» **STATED GOAL**:
Reproduce each line of the material exactly, minus any picture.

_ _ _

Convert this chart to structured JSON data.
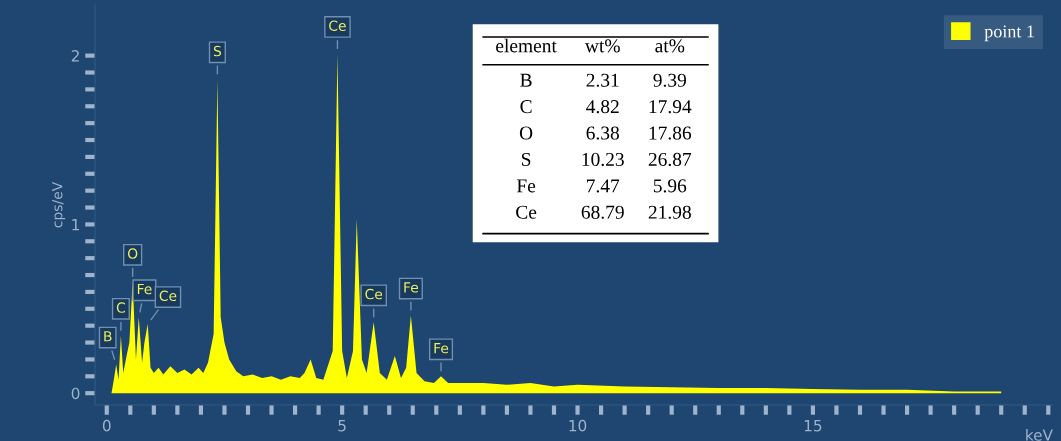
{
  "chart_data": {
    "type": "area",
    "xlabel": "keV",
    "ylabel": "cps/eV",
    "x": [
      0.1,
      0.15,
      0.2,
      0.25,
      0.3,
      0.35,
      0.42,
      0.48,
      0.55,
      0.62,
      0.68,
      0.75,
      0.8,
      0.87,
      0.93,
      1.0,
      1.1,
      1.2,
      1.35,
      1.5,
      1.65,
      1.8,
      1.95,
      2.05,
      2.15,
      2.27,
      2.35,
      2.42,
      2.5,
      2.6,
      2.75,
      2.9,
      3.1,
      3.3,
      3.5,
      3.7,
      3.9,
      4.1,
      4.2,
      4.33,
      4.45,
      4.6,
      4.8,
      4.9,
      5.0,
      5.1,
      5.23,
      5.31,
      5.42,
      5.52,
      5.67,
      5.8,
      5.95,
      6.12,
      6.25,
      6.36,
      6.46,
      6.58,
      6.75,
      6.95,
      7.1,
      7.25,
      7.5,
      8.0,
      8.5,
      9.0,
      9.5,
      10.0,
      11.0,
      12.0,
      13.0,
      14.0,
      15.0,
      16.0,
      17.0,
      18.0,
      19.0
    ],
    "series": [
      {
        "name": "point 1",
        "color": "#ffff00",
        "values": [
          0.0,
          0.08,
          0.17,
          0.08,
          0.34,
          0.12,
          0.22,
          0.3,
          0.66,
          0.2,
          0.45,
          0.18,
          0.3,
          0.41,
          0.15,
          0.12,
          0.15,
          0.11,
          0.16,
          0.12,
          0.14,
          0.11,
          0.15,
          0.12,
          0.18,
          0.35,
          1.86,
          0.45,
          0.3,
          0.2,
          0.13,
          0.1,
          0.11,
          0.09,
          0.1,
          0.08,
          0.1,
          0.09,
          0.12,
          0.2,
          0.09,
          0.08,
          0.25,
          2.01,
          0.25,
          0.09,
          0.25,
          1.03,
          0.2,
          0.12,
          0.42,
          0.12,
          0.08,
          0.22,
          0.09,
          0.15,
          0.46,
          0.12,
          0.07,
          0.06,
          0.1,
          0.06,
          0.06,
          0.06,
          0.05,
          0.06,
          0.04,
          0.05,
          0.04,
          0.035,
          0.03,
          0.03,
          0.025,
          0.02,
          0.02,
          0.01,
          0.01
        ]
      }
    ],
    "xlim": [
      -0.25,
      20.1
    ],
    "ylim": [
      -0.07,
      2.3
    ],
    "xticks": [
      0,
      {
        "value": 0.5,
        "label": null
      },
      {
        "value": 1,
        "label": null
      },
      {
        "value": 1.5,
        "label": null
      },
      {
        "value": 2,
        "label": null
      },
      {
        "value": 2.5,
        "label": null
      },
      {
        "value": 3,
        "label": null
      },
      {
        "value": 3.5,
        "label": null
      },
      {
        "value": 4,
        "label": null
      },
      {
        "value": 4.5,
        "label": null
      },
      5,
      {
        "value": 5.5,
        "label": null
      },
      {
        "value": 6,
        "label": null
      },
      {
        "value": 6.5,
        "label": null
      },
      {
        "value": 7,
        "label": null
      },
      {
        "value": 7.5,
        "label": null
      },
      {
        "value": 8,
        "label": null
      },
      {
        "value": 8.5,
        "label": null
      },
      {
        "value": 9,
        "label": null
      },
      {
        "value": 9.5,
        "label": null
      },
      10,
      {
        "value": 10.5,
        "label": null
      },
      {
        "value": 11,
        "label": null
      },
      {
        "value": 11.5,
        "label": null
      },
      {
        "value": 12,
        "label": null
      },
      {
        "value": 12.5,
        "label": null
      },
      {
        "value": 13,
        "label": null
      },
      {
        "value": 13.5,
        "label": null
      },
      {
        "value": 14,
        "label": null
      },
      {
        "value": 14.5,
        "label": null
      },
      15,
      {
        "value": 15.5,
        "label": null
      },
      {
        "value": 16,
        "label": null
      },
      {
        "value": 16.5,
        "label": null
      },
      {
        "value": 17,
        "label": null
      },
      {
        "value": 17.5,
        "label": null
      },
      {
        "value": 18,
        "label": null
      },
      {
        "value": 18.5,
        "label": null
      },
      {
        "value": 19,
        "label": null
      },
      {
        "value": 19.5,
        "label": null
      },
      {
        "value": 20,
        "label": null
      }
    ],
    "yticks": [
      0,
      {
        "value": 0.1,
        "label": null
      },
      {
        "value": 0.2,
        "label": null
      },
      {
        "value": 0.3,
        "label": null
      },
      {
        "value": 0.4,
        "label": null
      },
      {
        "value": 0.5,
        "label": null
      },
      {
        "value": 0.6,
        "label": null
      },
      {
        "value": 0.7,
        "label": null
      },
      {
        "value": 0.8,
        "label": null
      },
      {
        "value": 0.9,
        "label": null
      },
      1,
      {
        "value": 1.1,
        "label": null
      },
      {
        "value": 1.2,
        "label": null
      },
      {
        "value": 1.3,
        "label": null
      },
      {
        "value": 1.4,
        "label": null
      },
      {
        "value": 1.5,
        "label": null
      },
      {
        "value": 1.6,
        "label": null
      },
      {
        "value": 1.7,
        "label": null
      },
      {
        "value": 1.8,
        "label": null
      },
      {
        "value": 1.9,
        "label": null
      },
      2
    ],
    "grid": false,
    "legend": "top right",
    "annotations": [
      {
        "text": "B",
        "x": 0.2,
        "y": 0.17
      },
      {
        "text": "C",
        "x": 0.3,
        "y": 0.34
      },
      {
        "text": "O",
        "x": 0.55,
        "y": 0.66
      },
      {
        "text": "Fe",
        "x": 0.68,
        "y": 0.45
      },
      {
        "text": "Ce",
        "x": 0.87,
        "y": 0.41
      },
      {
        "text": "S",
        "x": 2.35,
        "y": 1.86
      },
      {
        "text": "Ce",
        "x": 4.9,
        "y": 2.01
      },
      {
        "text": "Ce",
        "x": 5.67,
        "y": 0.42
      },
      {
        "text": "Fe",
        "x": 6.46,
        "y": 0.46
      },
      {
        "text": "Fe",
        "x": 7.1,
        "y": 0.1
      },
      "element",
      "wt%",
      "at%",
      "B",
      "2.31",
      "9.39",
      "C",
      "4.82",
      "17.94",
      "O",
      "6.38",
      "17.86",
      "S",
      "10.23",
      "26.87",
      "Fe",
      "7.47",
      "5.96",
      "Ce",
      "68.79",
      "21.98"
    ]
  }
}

_ _ _

» **EXERCISE SOLUTION**:
Convert this chart to structured JSON data.
{
  "chart_data": {
    "type": "area",
    "xlabel": "keV",
    "ylabel": "cps/eV",
    "x": [
      0.1,
      0.15,
      0.2,
      0.25,
      0.3,
      0.35,
      0.42,
      0.48,
      0.55,
      0.62,
      0.68,
      0.75,
      0.8,
      0.87,
      0.93,
      1.0,
      1.1,
      1.2,
      1.35,
      1.5,
      1.65,
      1.8,
      1.95,
      2.05,
      2.15,
      2.27,
      2.35,
      2.42,
      2.5,
      2.6,
      2.75,
      2.9,
      3.1,
      3.3,
      3.5,
      3.7,
      3.9,
      4.1,
      4.2,
      4.33,
      4.45,
      4.6,
      4.8,
      4.9,
      5.0,
      5.1,
      5.23,
      5.31,
      5.42,
      5.52,
      5.67,
      5.8,
      5.95,
      6.12,
      6.25,
      6.36,
      6.46,
      6.58,
      6.75,
      6.95,
      7.1,
      7.25,
      7.5,
      8.0,
      8.5,
      9.0,
      9.5,
      10.0,
      11.0,
      12.0,
      13.0,
      14.0,
      15.0,
      16.0,
      17.0,
      18.0,
      19.0
    ],
    "series": [
      {
        "name": "point 1",
        "color": "#ffff00",
        "values": [
          0.0,
          0.08,
          0.17,
          0.08,
          0.34,
          0.12,
          0.22,
          0.3,
          0.66,
          0.2,
          0.45,
          0.18,
          0.3,
          0.41,
          0.15,
          0.12,
          0.15,
          0.11,
          0.16,
          0.12,
          0.14,
          0.11,
          0.15,
          0.12,
          0.18,
          0.35,
          1.86,
          0.45,
          0.3,
          0.2,
          0.13,
          0.1,
          0.11,
          0.09,
          0.1,
          0.08,
          0.1,
          0.09,
          0.12,
          0.2,
          0.09,
          0.08,
          0.25,
          2.01,
          0.25,
          0.09,
          0.25,
          1.03,
          0.2,
          0.12,
          0.42,
          0.12,
          0.08,
          0.22,
          0.09,
          0.15,
          0.46,
          0.12,
          0.07,
          0.06,
          0.1,
          0.06,
          0.06,
          0.06,
          0.05,
          0.06,
          0.04,
          0.05,
          0.04,
          0.035,
          0.03,
          0.03,
          0.025,
          0.02,
          0.02,
          0.01,
          0.01
        ]
      }
    ],
    "xlim": [
      -0.25,
      20.1
    ],
    "ylim": [
      -0.07,
      2.3
    ],
    "xticks": [
      0,
      {
        "value": 0.5,
        "label": null
      },
      {
        "value": 1,
        "label": null
      },
      {
        "value": 1.5,
        "label": null
      },
      {
        "value": 2,
        "label": null
      },
      {
        "value": 2.5,
        "label": null
      },
      {
        "value": 3,
        "label": null
      },
      {
        "value": 3.5,
        "label": null
      },
      {
        "value": 4,
        "label": null
      },
      {
        "value": 4.5,
        "label": null
      },
      5,
      {
        "value": 5.5,
        "label": null
      },
      {
        "value": 6,
        "label": null
      },
      {
        "value": 6.5,
        "label": null
      },
      {
        "value": 7,
        "label": null
      },
      {
        "value": 7.5,
        "label": null
      },
      {
        "value": 8,
        "label": null
      },
      {
        "value": 8.5,
        "label": null
      },
      {
        "value": 9,
        "label": null
      },
      {
        "value": 9.5,
        "label": null
      },
      10,
      {
        "value": 10.5,
        "label": null
      },
      {
        "value": 11,
        "label": null
      },
      {
        "value": 11.5,
        "label": null
      },
      {
        "value": 12,
        "label": null
      },
      {
        "value": 12.5,
        "label": null
      },
      {
        "value": 13,
        "label": null
      },
      {
        "value": 13.5,
        "label": null
      },
      {
        "value": 14,
        "label": null
      },
      {
        "value": 14.5,
        "label": null
      },
      15,
      {
        "value": 15.5,
        "label": null
      },
      {
        "value": 16,
        "label": null
      },
      {
        "value": 16.5,
        "label": null
      },
      {
        "value": 17,
        "label": null
      },
      {
        "value": 17.5,
        "label": null
      },
      {
        "value": 18,
        "label": null
      },
      {
        "value": 18.5,
        "label": null
      },
      {
        "value": 19,
        "label": null
      },
      {
        "value": 19.5,
        "label": null
      },
      {
        "value": 20,
        "label": null
      }
    ],
    "yticks": [
      0,
      {
        "value": 0.1,
        "label": null
      },
      {
        "value": 0.2,
        "label": null
      },
      {
        "value": 0.3,
        "label": null
      },
      {
        "value": 0.4,
        "label": null
      },
      {
        "value": 0.5,
        "label": null
      },
      {
        "value": 0.6,
        "label": null
      },
      {
        "value": 0.7,
        "label": null
      },
      {
        "value": 0.8,
        "label": null
      },
      {
        "value": 0.9,
        "label": null
      },
      1,
      {
        "value": 1.1,
        "label": null
      },
      {
        "value": 1.2,
        "label": null
      },
      {
        "value": 1.3,
        "label": null
      },
      {
        "value": 1.4,
        "label": null
      },
      {
        "value": 1.5,
        "label": null
      },
      {
        "value": 1.6,
        "label": null
      },
      {
        "value": 1.7,
        "label": null
      },
      {
        "value": 1.8,
        "label": null
      },
      {
        "value": 1.9,
        "label": null
      },
      2
    ],
    "grid": false,
    "legend": "top right",
    "annotations": [
      {
        "text": "B",
        "x": 0.2,
        "y": 0.17
      },
      {
        "text": "C",
        "x": 0.3,
        "y": 0.34
      },
      {
        "text": "O",
        "x": 0.55,
        "y": 0.66
      },
      {
        "text": "Fe",
        "x": 0.68,
        "y": 0.45
      },
      {
        "text": "Ce",
        "x": 0.87,
        "y": 0.41
      },
      {
        "text": "S",
        "x": 2.35,
        "y": 1.86
      },
      {
        "text": "Ce",
        "x": 4.9,
        "y": 2.01
      },
      {
        "text": "Ce",
        "x": 5.67,
        "y": 0.42
      },
      {
        "text": "Fe",
        "x": 6.46,
        "y": 0.46
      },
      {
        "text": "Fe",
        "x": 7.1,
        "y": 0.1
      },
      "element",
      "wt%",
      "at%",
      "B",
      "2.31",
      "9.39",
      "C",
      "4.82",
      "17.94",
      "O",
      "6.38",
      "17.86",
      "S",
      "10.23",
      "26.87",
      "Fe",
      "7.47",
      "5.96",
      "Ce",
      "68.79",
      "21.98"
    ]
  }
}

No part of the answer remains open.